= Aim of the task =
Determine how many lines contain the string "this". Reply with that figure and nothing else.

= The input =
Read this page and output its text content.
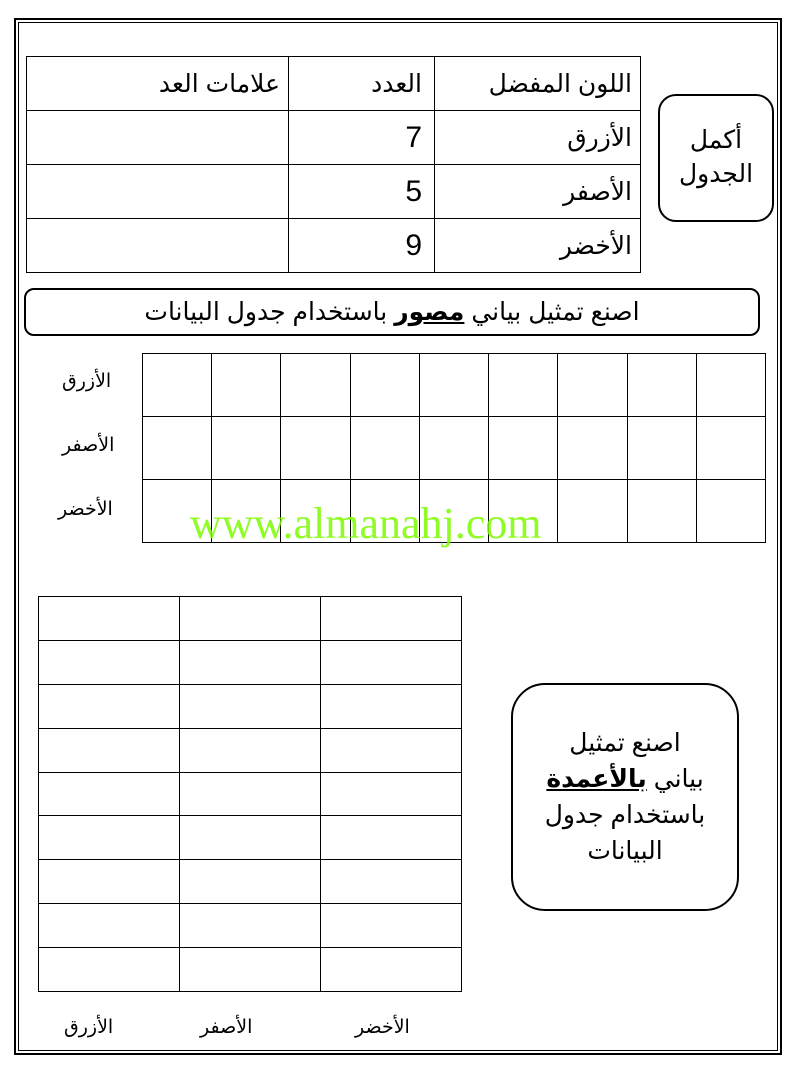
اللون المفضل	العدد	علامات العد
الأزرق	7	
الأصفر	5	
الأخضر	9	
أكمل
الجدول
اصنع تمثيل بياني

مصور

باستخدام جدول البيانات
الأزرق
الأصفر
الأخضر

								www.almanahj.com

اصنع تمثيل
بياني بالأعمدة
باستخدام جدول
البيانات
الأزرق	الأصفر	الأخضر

---

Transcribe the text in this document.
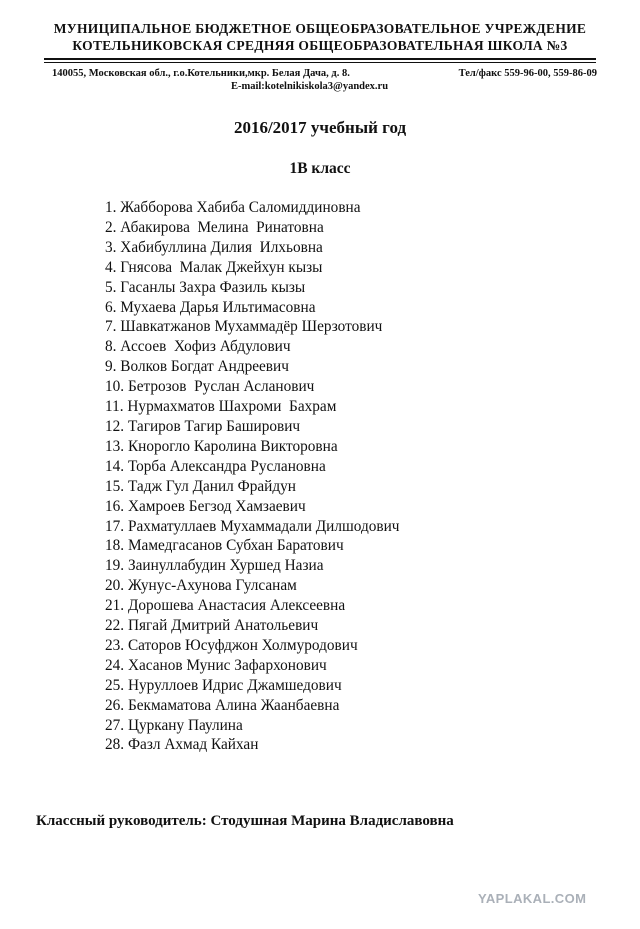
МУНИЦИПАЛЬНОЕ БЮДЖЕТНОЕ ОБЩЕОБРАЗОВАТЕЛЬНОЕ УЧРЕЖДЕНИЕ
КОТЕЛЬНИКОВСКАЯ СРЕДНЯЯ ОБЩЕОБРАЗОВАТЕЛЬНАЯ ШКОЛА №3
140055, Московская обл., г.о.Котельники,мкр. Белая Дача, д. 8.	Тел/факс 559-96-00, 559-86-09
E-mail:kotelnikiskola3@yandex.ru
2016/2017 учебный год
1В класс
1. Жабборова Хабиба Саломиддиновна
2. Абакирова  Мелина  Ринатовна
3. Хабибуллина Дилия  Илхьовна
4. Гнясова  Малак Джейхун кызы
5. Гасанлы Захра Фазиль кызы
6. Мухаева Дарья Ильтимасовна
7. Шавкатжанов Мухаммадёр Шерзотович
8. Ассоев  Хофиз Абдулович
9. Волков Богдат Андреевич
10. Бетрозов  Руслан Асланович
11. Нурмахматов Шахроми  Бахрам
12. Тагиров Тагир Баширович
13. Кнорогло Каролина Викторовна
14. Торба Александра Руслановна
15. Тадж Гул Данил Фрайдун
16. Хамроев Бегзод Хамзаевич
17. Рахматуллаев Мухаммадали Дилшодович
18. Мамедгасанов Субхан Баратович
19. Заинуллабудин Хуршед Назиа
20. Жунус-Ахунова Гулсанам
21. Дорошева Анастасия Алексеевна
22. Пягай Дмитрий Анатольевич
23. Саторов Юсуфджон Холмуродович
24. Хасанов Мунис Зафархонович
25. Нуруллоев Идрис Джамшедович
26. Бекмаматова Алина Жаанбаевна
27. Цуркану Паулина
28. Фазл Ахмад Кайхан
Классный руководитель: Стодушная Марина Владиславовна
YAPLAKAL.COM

= Full response =
2